> RAW DATA
####

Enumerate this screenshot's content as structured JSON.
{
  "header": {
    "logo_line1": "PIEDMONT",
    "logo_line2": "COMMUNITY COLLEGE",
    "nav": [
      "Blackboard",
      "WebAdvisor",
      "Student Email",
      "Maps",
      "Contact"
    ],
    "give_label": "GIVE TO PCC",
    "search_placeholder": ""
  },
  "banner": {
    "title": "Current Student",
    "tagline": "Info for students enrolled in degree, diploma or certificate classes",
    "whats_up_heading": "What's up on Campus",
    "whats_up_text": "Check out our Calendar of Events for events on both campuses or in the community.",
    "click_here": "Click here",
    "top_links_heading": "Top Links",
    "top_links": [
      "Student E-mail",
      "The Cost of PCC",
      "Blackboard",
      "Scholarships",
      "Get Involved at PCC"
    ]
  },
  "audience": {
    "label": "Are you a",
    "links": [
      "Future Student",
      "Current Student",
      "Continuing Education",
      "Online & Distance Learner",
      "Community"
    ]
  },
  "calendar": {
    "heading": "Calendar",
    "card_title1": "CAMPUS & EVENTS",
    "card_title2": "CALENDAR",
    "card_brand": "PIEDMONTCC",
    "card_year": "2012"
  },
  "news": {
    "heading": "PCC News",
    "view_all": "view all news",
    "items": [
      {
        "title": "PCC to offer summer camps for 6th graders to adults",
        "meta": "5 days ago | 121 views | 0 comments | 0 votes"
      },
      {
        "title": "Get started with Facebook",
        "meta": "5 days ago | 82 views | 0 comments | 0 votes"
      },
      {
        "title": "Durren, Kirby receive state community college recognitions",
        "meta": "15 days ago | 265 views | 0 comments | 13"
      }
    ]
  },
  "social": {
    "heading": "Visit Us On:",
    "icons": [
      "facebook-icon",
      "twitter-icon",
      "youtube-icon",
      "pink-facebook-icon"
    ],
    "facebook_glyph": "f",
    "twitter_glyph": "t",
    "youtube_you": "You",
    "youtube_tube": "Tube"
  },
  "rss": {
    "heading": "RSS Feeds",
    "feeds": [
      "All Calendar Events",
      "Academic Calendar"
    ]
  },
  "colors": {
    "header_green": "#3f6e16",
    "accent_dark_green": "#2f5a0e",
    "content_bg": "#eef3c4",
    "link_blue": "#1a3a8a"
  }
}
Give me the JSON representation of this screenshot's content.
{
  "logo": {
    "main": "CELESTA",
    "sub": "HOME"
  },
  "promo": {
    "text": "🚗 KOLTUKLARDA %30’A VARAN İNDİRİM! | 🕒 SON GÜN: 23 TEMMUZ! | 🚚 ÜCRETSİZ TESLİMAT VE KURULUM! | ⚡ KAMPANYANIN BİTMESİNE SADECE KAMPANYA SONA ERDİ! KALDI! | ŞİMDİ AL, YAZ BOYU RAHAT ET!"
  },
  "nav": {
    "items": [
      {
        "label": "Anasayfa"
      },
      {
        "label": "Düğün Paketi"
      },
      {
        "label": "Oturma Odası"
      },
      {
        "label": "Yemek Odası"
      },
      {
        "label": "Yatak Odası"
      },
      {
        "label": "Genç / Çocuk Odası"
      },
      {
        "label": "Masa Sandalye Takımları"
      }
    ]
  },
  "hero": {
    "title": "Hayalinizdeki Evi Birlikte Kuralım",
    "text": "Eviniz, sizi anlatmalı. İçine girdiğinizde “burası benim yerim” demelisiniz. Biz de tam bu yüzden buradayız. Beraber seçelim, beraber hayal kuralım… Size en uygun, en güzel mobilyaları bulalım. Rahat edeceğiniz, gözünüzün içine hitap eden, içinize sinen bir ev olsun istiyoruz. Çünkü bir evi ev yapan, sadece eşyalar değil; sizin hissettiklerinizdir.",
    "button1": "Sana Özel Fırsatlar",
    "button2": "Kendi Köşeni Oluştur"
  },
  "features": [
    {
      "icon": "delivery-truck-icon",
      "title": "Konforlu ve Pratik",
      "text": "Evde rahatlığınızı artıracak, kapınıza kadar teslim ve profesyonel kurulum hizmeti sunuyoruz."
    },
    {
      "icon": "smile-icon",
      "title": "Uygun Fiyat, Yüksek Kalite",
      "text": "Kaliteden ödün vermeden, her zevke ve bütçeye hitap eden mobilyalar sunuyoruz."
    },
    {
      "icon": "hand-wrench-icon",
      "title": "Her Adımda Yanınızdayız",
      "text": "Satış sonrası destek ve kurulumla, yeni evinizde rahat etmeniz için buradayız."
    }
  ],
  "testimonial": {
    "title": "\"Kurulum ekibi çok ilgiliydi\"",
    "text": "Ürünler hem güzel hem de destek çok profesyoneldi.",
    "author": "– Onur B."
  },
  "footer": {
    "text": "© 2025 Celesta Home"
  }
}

####

> EXERCISE AIM
Exactly reproduce the material above.

> SOLUTION BELOW
Enumerate this screenshot's content as structured JSON.
{
  "header": {
    "logo_line1": "PIEDMONT",
    "logo_line2": "COMMUNITY COLLEGE",
    "nav": [
      "Blackboard",
      "WebAdvisor",
      "Student Email",
      "Maps",
      "Contact"
    ],
    "give_label": "GIVE TO PCC",
    "search_placeholder": ""
  },
  "banner": {
    "title": "Current Student",
    "tagline": "Info for students enrolled in degree, diploma or certificate classes",
    "whats_up_heading": "What's up on Campus",
    "whats_up_text": "Check out our Calendar of Events for events on both campuses or in the community.",
    "click_here": "Click here",
    "top_links_heading": "Top Links",
    "top_links": [
      "Student E-mail",
      "The Cost of PCC",
      "Blackboard",
      "Scholarships",
      "Get Involved at PCC"
    ]
  },
  "audience": {
    "label": "Are you a",
    "links": [
      "Future Student",
      "Current Student",
      "Continuing Education",
      "Online & Distance Learner",
      "Community"
    ]
  },
  "calendar": {
    "heading": "Calendar",
    "card_title1": "CAMPUS & EVENTS",
    "card_title2": "CALENDAR",
    "card_brand": "PIEDMONTCC",
    "card_year": "2012"
  },
  "news": {
    "heading": "PCC News",
    "view_all": "view all news",
    "items": [
      {
        "title": "PCC to offer summer camps for 6th graders to adults",
        "meta": "5 days ago | 121 views | 0 comments | 0 votes"
      },
      {
        "title": "Get started with Facebook",
        "meta": "5 days ago | 82 views | 0 comments | 0 votes"
      },
      {
        "title": "Durren, Kirby receive state community college recognitions",
        "meta": "15 days ago | 265 views | 0 comments | 13"
      }
    ]
  },
  "social": {
    "heading": "Visit Us On:",
    "icons": [
      "facebook-icon",
      "twitter-icon",
      "youtube-icon",
      "pink-facebook-icon"
    ],
    "facebook_glyph": "f",
    "twitter_glyph": "t",
    "youtube_you": "You",
    "youtube_tube": "Tube"
  },
  "rss": {
    "heading": "RSS Feeds",
    "feeds": [
      "All Calendar Events",
      "Academic Calendar"
    ]
  },
  "colors": {
    "header_green": "#3f6e16",
    "accent_dark_green": "#2f5a0e",
    "content_bg": "#eef3c4",
    "link_blue": "#1a3a8a"
  }
}
Give me the JSON representation of this screenshot's content.
{
  "logo": {
    "main": "CELESTA",
    "sub": "HOME"
  },
  "promo": {
    "text": "🚗 KOLTUKLARDA %30’A VARAN İNDİRİM! | 🕒 SON GÜN: 23 TEMMUZ! | 🚚 ÜCRETSİZ TESLİMAT VE KURULUM! | ⚡ KAMPANYANIN BİTMESİNE SADECE KAMPANYA SONA ERDİ! KALDI! | ŞİMDİ AL, YAZ BOYU RAHAT ET!"
  },
  "nav": {
    "items": [
      {
        "label": "Anasayfa"
      },
      {
        "label": "Düğün Paketi"
      },
      {
        "label": "Oturma Odası"
      },
      {
        "label": "Yemek Odası"
      },
      {
        "label": "Yatak Odası"
      },
      {
        "label": "Genç / Çocuk Odası"
      },
      {
        "label": "Masa Sandalye Takımları"
      }
    ]
  },
  "hero": {
    "title": "Hayalinizdeki Evi Birlikte Kuralım",
    "text": "Eviniz, sizi anlatmalı. İçine girdiğinizde “burası benim yerim” demelisiniz. Biz de tam bu yüzden buradayız. Beraber seçelim, beraber hayal kuralım… Size en uygun, en güzel mobilyaları bulalım. Rahat edeceğiniz, gözünüzün içine hitap eden, içinize sinen bir ev olsun istiyoruz. Çünkü bir evi ev yapan, sadece eşyalar değil; sizin hissettiklerinizdir.",
    "button1": "Sana Özel Fırsatlar",
    "button2": "Kendi Köşeni Oluştur"
  },
  "features": [
    {
      "icon": "delivery-truck-icon",
      "title": "Konforlu ve Pratik",
      "text": "Evde rahatlığınızı artıracak, kapınıza kadar teslim ve profesyonel kurulum hizmeti sunuyoruz."
    },
    {
      "icon": "smile-icon",
      "title": "Uygun Fiyat, Yüksek Kalite",
      "text": "Kaliteden ödün vermeden, her zevke ve bütçeye hitap eden mobilyalar sunuyoruz."
    },
    {
      "icon": "hand-wrench-icon",
      "title": "Her Adımda Yanınızdayız",
      "text": "Satış sonrası destek ve kurulumla, yeni evinizde rahat etmeniz için buradayız."
    }
  ],
  "testimonial": {
    "title": "\"Kurulum ekibi çok ilgiliydi\"",
    "text": "Ürünler hem güzel hem de destek çok profesyoneldi.",
    "author": "– Onur B."
  },
  "footer": {
    "text": "© 2025 Celesta Home"
  }
}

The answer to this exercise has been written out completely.